Data entries:
--------------------------------

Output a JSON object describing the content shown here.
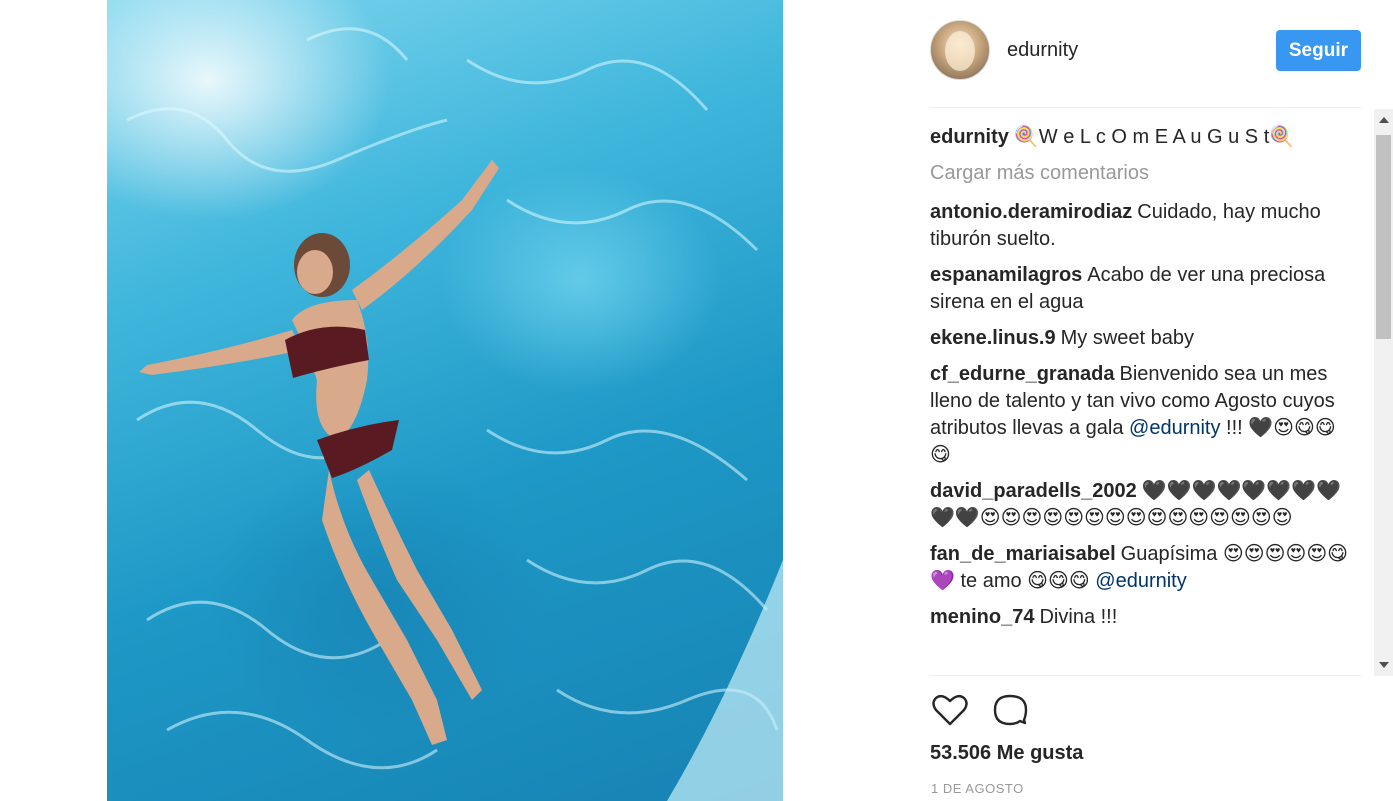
{
  "post": {
    "author": "edurnity",
    "follow_label": "Seguir",
    "caption": "🍭W e L c O m E A u G u S t🍭",
    "load_more": "Cargar más comentarios",
    "likes": "53.506 Me gusta",
    "date": "1 DE AGOSTO"
  },
  "comments": [
    {
      "user": "antonio.deramirodiaz",
      "text": "Cuidado, hay mucho tiburón suelto."
    },
    {
      "user": "espanamilagros",
      "text": "Acabo de ver una preciosa sirena en el agua"
    },
    {
      "user": "ekene.linus.9",
      "text": "My sweet baby"
    },
    {
      "user": "cf_edurne_granada",
      "text": "Bienvenido sea un mes lleno de talento y tan vivo como Agosto cuyos atributos llevas a gala ",
      "mention": "@edurnity",
      "suffix": " !!! 🖤😍😋😋😋"
    },
    {
      "user": "david_paradells_2002",
      "text": "🖤🖤🖤🖤🖤🖤🖤🖤🖤🖤😍😍😍😍😍😍😍😍😍😍😍😍😍😍😍"
    },
    {
      "user": "fan_de_mariaisabel",
      "text": "Guapísima 😍😍😍😍😍😋💜 te amo 😋😋😋 ",
      "mention": "@edurnity",
      "suffix": ""
    },
    {
      "user": "menino_74",
      "text": "Divina !!!"
    }
  ],
  "icons": {
    "like": "heart-outline-icon",
    "comment": "speech-bubble-icon"
  },
  "colors": {
    "follow_button": "#3897f0",
    "mention": "#003569",
    "muted": "#999999"
  }
}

--------------------------------

Count how many lines above include the word "user" and answer with that figure only.

COMPLETE OUTPUT: 7